Find the lines below that contain the string "JSON". Copy each one.

** begin Excerpted records **

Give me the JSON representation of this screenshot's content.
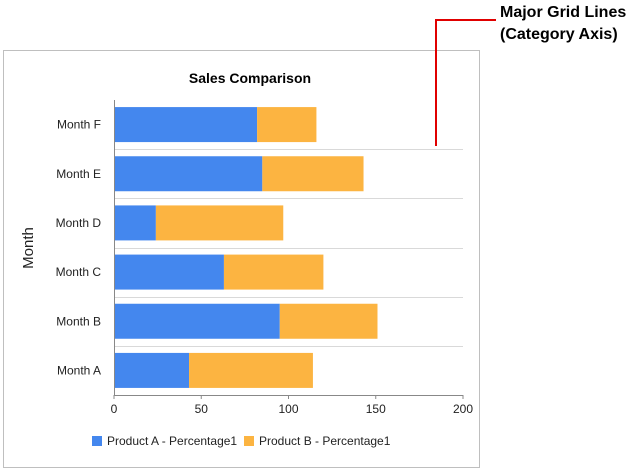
{
  "callout": {
    "line1": "Major Grid Lines",
    "line2": "(Category Axis)",
    "color": "#e00000"
  },
  "chart_data": {
    "type": "bar",
    "orientation": "horizontal",
    "stacked": true,
    "title": "Sales Comparison",
    "xlabel": "",
    "ylabel": "Month",
    "categories": [
      "Month A",
      "Month B",
      "Month C",
      "Month D",
      "Month E",
      "Month F"
    ],
    "series": [
      {
        "name": "Product A - Percentage1",
        "color": "#4487ee",
        "values": [
          43,
          95,
          63,
          24,
          85,
          82
        ]
      },
      {
        "name": "Product B - Percentage1",
        "color": "#fcb441",
        "values": [
          71,
          56,
          57,
          73,
          58,
          34
        ]
      }
    ],
    "xlim": [
      0,
      200
    ],
    "xticks": [
      "0",
      "50",
      "100",
      "150",
      "200"
    ],
    "grid": "category-axis major grid lines",
    "legend_position": "bottom-left"
  }
}
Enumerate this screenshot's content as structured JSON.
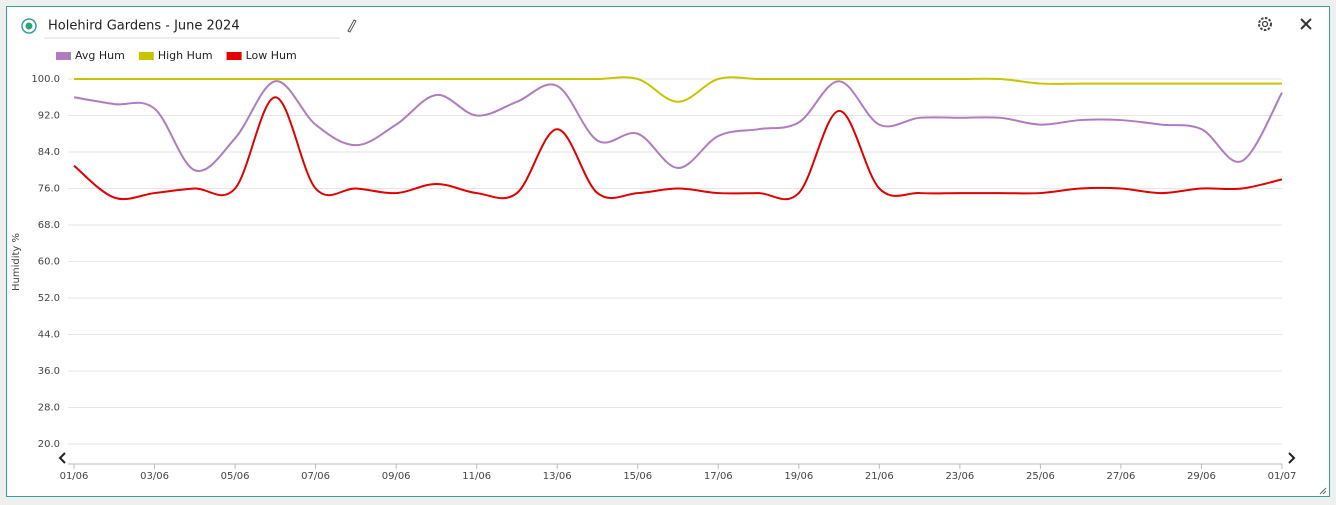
{
  "chart_data": {
    "type": "line",
    "title": "Holehird Gardens - June 2024",
    "y_label": "Humidity %",
    "categories": [
      "01/06",
      null,
      "03/06",
      null,
      "05/06",
      null,
      "07/06",
      null,
      "09/06",
      null,
      "11/06",
      null,
      "13/06",
      null,
      "15/06",
      null,
      "17/06",
      null,
      "19/06",
      null,
      "21/06",
      null,
      "23/06",
      null,
      "25/06",
      null,
      "27/06",
      null,
      "29/06",
      null,
      "01/07"
    ],
    "series": [
      {
        "name": "Avg Hum",
        "color": "#b07cc0",
        "values": [
          96,
          94.5,
          93.5,
          80,
          87,
          99.5,
          90,
          85.5,
          90,
          96.5,
          92,
          95,
          98.5,
          86.5,
          88,
          80.5,
          87.5,
          89,
          90.5,
          99.5,
          90,
          91.5,
          91.5,
          91.5,
          90,
          91,
          91,
          90,
          89,
          82,
          97
        ]
      },
      {
        "name": "High Hum",
        "color": "#c8c400",
        "values": [
          100,
          100,
          100,
          100,
          100,
          100,
          100,
          100,
          100,
          100,
          100,
          100,
          100,
          100,
          100,
          95,
          100,
          100,
          100,
          100,
          100,
          100,
          100,
          100,
          99,
          99,
          99,
          99,
          99,
          99,
          99
        ]
      },
      {
        "name": "Low Hum",
        "color": "#e00000",
        "values": [
          81,
          74,
          75,
          76,
          76,
          96,
          76,
          76,
          75,
          77,
          75,
          75,
          89,
          75,
          75,
          76,
          75,
          75,
          75,
          93,
          76,
          75,
          75,
          75,
          75,
          76,
          76,
          75,
          76,
          76,
          78
        ]
      }
    ],
    "ylim": [
      20,
      100
    ],
    "yticks": [
      {
        "value": 20,
        "label": "20.0"
      },
      {
        "value": 28,
        "label": "28.0"
      },
      {
        "value": 36,
        "label": "36.0"
      },
      {
        "value": 44,
        "label": "44.0"
      },
      {
        "value": 52,
        "label": "52.0"
      },
      {
        "value": 60,
        "label": "60.0"
      },
      {
        "value": 68,
        "label": "68.0"
      },
      {
        "value": 76,
        "label": "76.0"
      },
      {
        "value": 84,
        "label": "84.0"
      },
      {
        "value": 92,
        "label": "92.0"
      },
      {
        "value": 100,
        "label": "100.0"
      }
    ],
    "grid": true
  }
}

** end Excerpted records **

Solution for this task:
Give me the JSON representation of this screenshot's content.
Enumerate this screenshot's content as structured JSON.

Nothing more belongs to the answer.